What you need to do
Which lines of the entries below contain the string "list"? Filter them out and copy each one in full, treating uppercase and lowercase as different.

Raw data
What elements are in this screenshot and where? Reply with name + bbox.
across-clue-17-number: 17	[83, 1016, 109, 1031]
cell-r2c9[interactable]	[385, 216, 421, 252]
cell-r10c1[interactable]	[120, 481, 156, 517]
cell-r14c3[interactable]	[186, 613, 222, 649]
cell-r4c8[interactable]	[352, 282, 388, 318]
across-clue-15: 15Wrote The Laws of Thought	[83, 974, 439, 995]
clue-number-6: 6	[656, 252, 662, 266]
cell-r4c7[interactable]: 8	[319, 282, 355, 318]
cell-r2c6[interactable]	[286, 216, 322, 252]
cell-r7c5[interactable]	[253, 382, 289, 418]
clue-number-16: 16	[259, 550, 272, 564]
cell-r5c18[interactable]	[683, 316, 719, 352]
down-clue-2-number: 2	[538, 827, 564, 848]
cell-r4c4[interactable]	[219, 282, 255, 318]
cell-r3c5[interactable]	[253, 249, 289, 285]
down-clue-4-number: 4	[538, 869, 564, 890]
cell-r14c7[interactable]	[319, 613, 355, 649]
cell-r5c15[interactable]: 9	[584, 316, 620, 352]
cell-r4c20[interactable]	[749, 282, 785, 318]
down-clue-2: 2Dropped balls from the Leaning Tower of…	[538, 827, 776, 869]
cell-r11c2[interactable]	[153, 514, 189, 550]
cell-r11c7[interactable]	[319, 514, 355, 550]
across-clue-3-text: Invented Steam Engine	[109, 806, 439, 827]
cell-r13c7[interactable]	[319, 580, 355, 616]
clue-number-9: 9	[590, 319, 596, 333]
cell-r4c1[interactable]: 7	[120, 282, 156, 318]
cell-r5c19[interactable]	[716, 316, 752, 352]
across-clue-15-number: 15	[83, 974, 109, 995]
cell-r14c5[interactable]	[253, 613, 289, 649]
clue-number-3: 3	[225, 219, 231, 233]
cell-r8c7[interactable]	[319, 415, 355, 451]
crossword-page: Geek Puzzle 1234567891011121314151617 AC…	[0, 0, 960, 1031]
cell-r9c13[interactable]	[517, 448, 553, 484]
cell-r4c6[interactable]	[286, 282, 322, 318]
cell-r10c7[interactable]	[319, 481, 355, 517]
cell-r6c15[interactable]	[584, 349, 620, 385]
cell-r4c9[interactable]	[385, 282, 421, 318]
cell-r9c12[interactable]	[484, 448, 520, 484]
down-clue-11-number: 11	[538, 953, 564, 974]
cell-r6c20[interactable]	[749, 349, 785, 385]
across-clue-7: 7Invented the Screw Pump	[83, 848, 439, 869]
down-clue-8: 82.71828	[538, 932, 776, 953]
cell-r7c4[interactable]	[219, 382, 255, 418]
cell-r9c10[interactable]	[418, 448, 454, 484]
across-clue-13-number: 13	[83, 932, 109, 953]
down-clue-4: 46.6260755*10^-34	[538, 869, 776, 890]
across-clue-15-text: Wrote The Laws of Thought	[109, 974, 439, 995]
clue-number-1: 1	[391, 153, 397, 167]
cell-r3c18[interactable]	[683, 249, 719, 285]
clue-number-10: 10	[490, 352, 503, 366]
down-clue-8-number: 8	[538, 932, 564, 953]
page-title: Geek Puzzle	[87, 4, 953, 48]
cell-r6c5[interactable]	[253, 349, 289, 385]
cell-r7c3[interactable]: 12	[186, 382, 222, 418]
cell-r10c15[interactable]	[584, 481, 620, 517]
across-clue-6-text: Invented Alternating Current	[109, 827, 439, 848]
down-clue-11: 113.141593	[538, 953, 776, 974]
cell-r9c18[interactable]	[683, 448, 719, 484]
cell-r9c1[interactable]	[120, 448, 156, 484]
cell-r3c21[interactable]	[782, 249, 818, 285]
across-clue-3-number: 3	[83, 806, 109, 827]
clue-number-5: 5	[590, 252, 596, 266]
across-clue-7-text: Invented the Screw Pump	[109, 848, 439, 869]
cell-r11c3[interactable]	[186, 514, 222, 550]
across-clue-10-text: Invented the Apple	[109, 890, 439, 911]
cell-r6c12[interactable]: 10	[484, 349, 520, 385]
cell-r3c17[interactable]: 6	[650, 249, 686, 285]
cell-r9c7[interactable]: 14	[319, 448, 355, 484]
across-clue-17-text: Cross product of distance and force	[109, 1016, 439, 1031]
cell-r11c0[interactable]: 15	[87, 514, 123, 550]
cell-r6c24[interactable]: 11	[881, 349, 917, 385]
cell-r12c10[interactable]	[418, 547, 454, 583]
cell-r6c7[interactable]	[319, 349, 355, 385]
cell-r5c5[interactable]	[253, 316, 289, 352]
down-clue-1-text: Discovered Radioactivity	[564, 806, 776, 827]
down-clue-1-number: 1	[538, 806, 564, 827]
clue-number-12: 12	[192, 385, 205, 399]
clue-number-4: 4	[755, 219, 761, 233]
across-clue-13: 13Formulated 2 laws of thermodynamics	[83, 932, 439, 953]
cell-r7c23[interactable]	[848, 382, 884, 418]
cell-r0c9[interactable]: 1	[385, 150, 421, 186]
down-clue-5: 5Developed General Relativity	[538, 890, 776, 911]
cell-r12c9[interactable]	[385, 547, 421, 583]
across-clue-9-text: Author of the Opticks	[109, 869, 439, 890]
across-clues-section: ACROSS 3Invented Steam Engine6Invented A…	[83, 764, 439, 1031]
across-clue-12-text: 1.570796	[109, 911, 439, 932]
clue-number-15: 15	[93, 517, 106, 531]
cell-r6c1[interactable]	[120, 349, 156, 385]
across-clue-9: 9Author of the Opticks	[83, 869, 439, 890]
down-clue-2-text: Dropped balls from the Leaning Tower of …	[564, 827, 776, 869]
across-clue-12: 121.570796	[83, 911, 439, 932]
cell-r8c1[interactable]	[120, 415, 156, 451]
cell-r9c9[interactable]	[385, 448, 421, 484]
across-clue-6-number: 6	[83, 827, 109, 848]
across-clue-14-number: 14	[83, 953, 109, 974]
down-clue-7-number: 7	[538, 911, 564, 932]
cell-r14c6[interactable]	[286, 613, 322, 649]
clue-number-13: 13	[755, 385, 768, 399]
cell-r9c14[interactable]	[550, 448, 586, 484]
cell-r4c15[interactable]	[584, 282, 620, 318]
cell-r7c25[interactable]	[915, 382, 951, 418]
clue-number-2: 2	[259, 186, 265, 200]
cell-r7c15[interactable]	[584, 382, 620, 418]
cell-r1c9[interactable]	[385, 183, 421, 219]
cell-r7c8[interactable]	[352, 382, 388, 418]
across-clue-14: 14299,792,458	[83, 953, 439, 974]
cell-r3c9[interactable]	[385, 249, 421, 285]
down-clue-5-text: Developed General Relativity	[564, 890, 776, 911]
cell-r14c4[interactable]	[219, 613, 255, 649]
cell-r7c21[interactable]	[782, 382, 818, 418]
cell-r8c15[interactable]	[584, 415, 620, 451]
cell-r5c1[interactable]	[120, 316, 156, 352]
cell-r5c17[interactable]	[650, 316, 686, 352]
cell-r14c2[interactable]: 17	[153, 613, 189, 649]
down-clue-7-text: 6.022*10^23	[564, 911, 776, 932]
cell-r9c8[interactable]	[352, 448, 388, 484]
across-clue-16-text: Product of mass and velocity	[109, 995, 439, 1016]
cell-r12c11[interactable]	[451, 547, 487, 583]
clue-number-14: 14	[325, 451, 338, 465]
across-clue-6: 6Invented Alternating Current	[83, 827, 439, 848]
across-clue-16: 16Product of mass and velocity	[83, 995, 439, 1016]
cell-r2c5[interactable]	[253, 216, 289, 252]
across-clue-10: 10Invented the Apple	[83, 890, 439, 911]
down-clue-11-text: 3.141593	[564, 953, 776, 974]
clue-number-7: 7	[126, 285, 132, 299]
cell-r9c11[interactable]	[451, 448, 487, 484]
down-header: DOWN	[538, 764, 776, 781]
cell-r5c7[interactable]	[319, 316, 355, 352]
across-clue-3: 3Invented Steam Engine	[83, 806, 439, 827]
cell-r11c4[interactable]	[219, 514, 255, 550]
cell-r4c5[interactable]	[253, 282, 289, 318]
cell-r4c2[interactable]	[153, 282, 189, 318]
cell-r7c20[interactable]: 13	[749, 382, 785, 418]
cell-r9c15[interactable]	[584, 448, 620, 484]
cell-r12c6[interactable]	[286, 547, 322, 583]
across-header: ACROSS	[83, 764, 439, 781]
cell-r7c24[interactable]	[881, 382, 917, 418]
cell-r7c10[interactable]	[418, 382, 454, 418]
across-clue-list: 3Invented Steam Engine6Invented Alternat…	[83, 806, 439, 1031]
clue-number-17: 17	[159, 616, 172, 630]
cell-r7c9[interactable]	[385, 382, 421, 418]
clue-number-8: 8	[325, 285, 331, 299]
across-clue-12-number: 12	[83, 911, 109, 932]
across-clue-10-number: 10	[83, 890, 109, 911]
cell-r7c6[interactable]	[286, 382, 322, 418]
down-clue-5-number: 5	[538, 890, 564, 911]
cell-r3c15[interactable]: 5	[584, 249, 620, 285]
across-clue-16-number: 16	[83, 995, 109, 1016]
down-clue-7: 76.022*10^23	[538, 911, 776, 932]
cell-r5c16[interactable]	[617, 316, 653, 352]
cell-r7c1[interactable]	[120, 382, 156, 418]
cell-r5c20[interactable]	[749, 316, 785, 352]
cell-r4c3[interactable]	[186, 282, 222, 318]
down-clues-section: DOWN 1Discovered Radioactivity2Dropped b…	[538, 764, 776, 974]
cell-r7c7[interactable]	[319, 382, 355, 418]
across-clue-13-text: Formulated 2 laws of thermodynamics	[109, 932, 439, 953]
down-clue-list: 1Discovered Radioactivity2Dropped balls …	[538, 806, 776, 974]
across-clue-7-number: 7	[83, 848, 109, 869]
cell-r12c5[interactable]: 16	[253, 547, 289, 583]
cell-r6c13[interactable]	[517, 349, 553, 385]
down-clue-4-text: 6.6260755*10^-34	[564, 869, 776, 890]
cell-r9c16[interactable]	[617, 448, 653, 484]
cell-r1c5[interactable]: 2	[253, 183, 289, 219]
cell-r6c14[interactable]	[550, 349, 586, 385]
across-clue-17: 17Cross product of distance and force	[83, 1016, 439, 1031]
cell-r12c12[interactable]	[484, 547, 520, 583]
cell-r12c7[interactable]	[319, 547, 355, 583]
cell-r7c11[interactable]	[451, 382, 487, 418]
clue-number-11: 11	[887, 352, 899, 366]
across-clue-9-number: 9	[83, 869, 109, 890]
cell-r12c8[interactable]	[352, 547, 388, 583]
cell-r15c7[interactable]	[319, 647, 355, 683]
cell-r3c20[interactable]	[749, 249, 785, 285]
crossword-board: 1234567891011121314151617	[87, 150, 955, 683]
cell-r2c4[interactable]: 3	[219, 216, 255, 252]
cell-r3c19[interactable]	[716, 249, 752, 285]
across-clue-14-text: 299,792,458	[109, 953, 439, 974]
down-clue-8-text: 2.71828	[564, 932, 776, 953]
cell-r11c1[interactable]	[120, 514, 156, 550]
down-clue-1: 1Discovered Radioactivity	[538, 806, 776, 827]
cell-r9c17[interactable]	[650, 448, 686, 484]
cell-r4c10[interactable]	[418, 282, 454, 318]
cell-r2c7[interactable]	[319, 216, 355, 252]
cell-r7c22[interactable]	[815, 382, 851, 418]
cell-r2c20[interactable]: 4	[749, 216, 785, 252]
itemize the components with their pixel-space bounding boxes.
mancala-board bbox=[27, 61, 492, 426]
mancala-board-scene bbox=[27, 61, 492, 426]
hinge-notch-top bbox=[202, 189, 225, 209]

Answer to this problem
across-clue-list: 3Invented Steam Engine6Invented Alternat…	[83, 806, 439, 1031]
down-clue-list: 1Discovered Radioactivity2Dropped balls …	[538, 806, 776, 974]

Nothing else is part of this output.